Task input:
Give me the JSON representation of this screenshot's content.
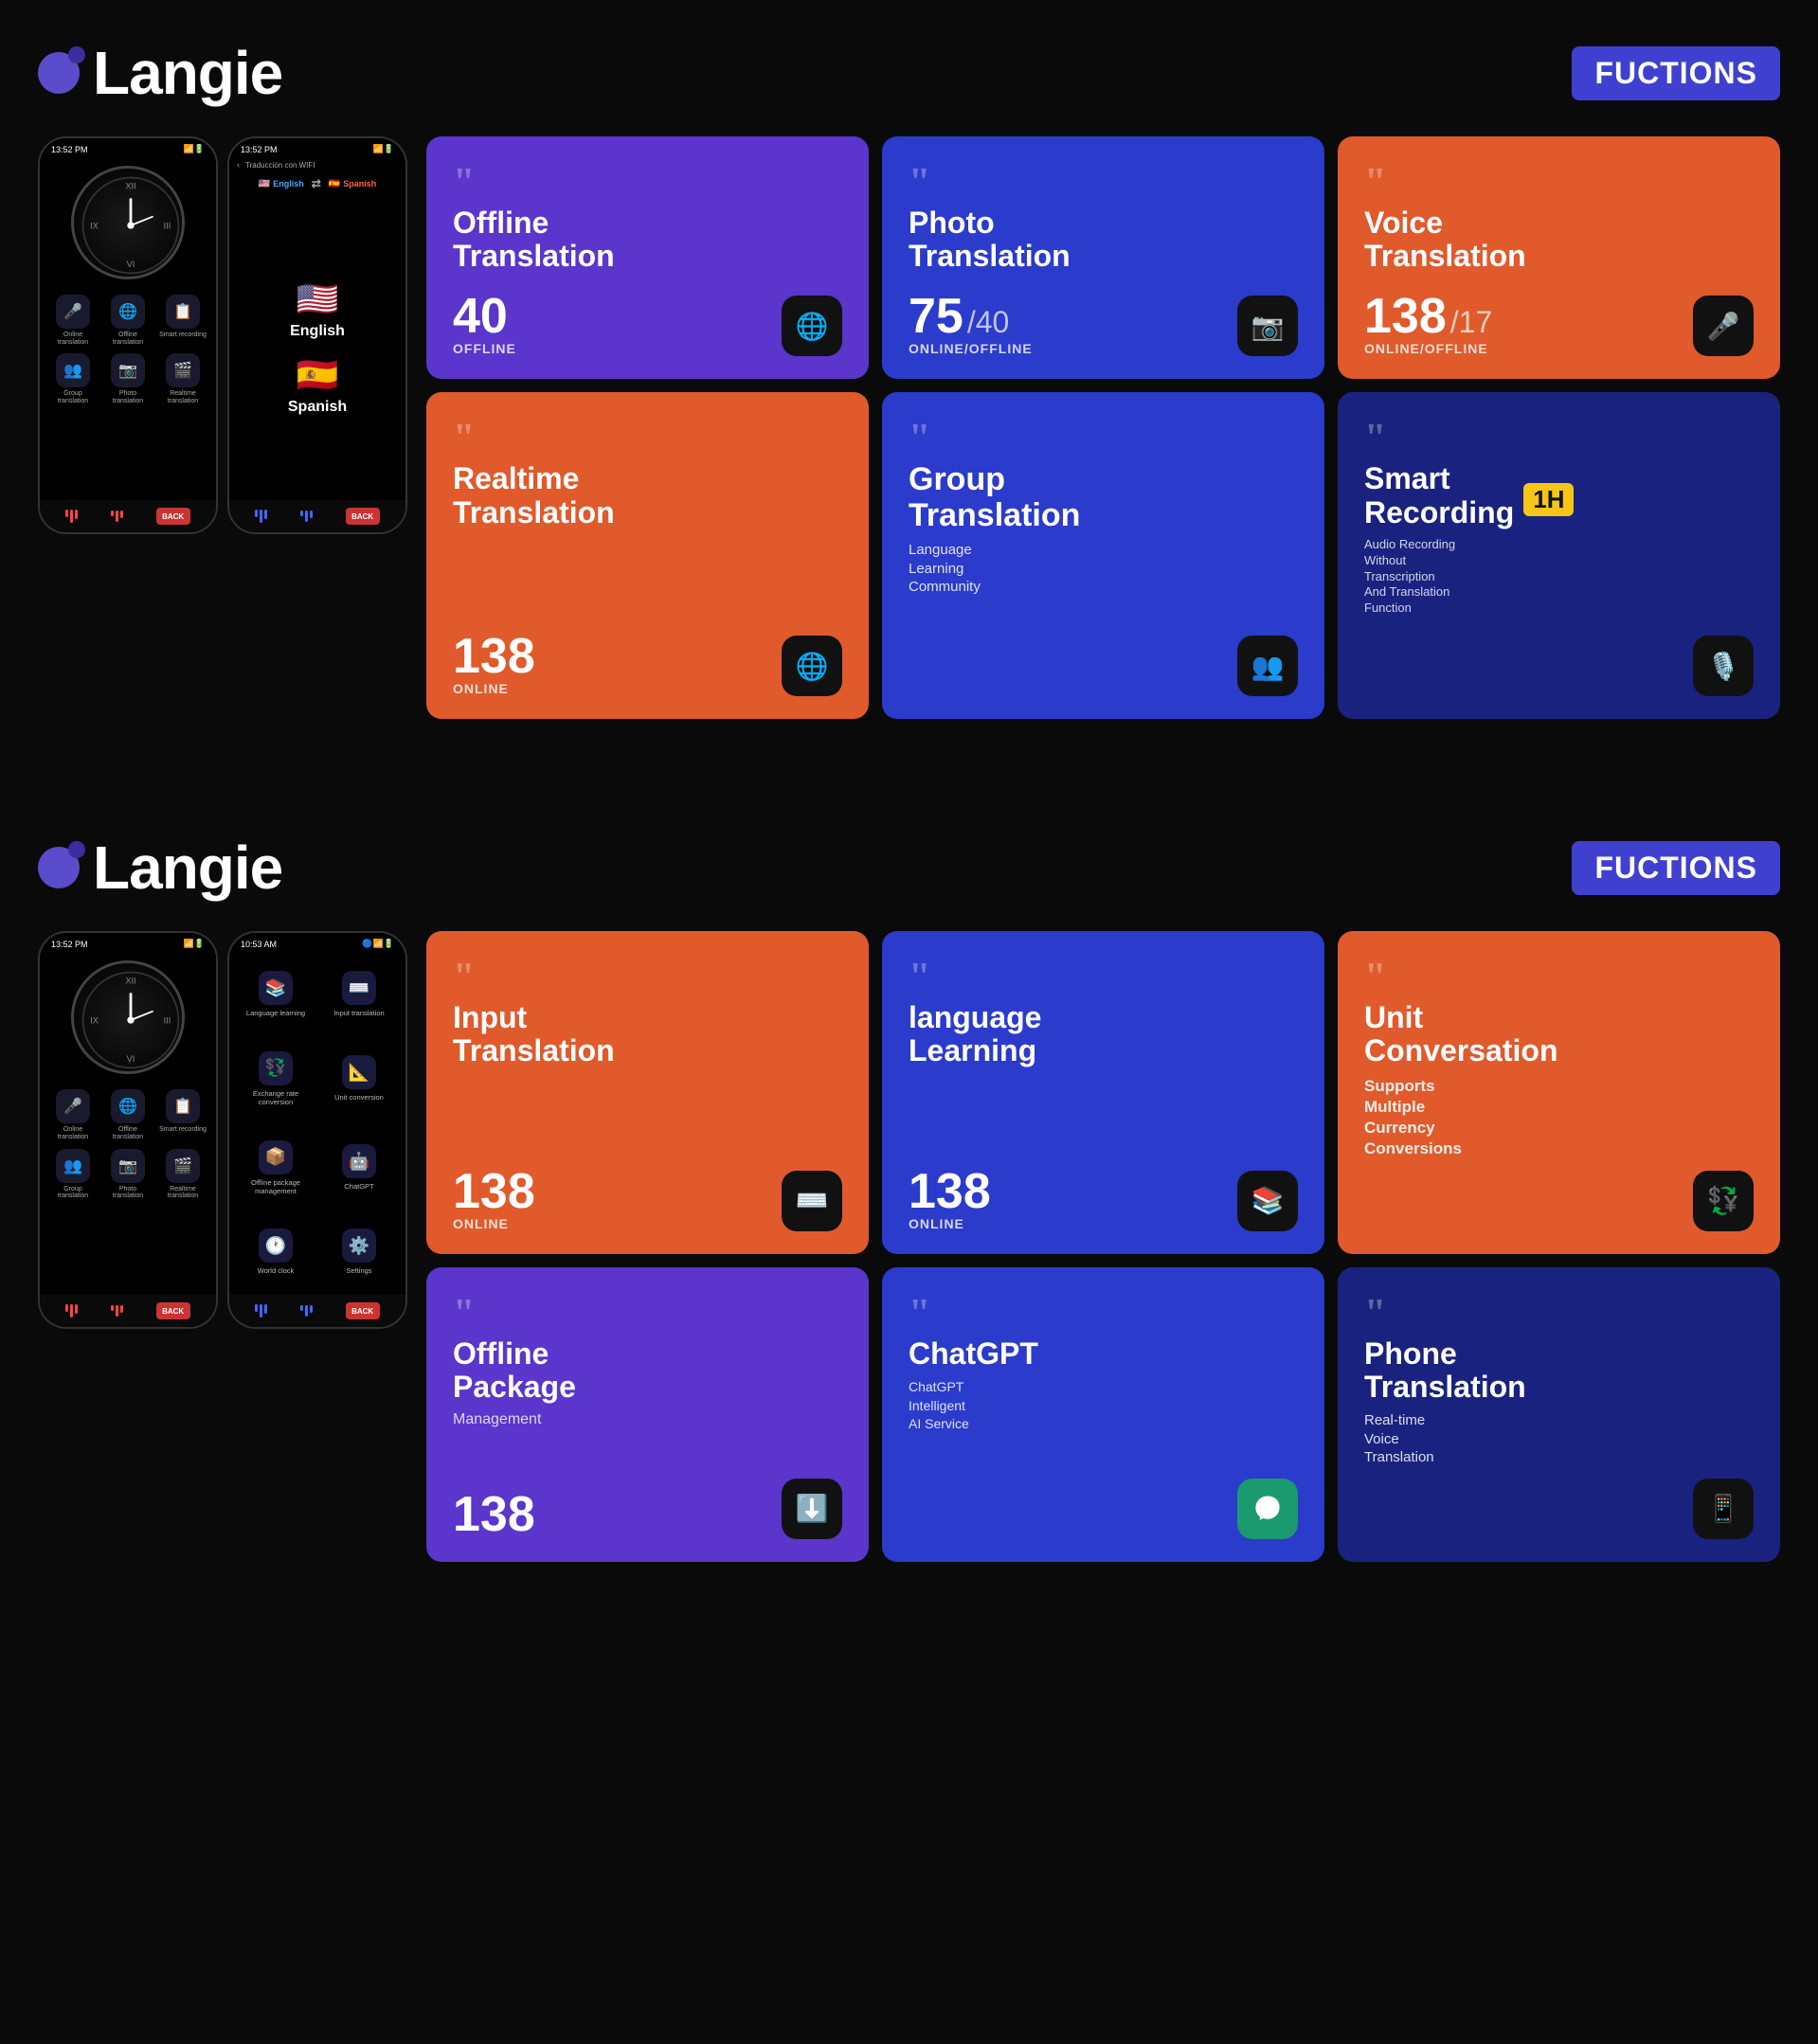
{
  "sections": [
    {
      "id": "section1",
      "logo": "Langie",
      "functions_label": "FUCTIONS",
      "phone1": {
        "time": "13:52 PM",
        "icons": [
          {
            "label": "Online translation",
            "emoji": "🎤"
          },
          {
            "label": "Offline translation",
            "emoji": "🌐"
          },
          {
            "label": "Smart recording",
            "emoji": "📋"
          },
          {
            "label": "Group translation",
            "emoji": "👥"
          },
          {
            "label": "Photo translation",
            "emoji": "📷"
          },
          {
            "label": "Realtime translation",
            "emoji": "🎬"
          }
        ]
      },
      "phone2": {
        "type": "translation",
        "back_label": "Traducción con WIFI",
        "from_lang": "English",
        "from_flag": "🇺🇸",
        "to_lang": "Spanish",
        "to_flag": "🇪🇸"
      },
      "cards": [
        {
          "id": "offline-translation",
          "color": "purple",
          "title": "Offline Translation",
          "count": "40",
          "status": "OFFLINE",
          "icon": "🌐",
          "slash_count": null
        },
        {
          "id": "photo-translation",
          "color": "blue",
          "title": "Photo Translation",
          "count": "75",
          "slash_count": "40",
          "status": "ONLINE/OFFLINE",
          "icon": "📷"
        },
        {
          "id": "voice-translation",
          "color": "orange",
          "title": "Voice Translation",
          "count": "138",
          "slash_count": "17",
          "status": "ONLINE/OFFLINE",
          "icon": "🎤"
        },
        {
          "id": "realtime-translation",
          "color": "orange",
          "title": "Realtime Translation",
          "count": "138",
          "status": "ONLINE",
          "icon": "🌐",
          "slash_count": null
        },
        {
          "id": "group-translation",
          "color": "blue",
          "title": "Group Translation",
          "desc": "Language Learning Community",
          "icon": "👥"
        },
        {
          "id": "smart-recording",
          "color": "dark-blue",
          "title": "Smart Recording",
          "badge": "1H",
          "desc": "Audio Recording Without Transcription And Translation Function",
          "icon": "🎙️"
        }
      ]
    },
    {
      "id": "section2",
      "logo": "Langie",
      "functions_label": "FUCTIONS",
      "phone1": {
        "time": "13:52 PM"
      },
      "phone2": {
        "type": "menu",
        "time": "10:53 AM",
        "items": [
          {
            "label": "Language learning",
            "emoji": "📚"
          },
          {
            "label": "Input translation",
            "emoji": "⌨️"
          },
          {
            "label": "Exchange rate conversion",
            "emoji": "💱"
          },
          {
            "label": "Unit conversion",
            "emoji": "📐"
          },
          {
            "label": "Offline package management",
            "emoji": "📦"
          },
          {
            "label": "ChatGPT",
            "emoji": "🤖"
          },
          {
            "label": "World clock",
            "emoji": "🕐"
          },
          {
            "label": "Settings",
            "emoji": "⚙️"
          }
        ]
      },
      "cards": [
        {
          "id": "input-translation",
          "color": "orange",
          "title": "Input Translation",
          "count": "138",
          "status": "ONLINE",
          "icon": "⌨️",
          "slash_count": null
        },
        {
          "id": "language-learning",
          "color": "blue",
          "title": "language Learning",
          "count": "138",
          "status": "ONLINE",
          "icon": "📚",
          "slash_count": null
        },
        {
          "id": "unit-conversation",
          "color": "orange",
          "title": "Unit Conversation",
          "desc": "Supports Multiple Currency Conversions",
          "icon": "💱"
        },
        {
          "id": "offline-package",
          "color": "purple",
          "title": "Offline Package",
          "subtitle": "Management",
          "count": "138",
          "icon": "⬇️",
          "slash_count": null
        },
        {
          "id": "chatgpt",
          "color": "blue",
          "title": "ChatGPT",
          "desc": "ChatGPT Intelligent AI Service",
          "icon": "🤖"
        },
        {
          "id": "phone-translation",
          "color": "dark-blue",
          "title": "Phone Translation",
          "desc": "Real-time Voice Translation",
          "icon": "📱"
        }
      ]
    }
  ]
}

* * *

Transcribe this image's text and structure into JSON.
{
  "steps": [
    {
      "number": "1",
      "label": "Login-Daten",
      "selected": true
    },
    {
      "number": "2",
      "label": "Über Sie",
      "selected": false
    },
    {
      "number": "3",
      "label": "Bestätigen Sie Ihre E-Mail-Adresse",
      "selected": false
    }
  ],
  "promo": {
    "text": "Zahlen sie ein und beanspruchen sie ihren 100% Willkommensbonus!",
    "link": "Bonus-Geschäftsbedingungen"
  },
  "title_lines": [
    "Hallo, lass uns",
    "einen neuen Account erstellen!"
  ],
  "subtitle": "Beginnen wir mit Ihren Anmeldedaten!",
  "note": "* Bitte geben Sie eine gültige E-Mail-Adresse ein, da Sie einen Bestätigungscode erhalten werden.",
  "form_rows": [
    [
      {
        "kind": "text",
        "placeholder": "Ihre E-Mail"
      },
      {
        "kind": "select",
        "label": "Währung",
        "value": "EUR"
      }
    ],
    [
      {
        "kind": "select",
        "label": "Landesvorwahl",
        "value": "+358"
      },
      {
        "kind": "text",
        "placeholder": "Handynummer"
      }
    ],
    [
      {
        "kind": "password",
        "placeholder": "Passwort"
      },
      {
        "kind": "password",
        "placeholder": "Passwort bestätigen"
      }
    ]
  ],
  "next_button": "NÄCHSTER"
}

Work required:
Select the lines from the entries that include the word "text".

Solved exercise:
Transcribe this image's text and structure into JSON.
    "text": "Zahlen sie ein und beanspruchen sie ihren 100% Willkommensbonus!",
        "kind": "text",
        "kind": "text",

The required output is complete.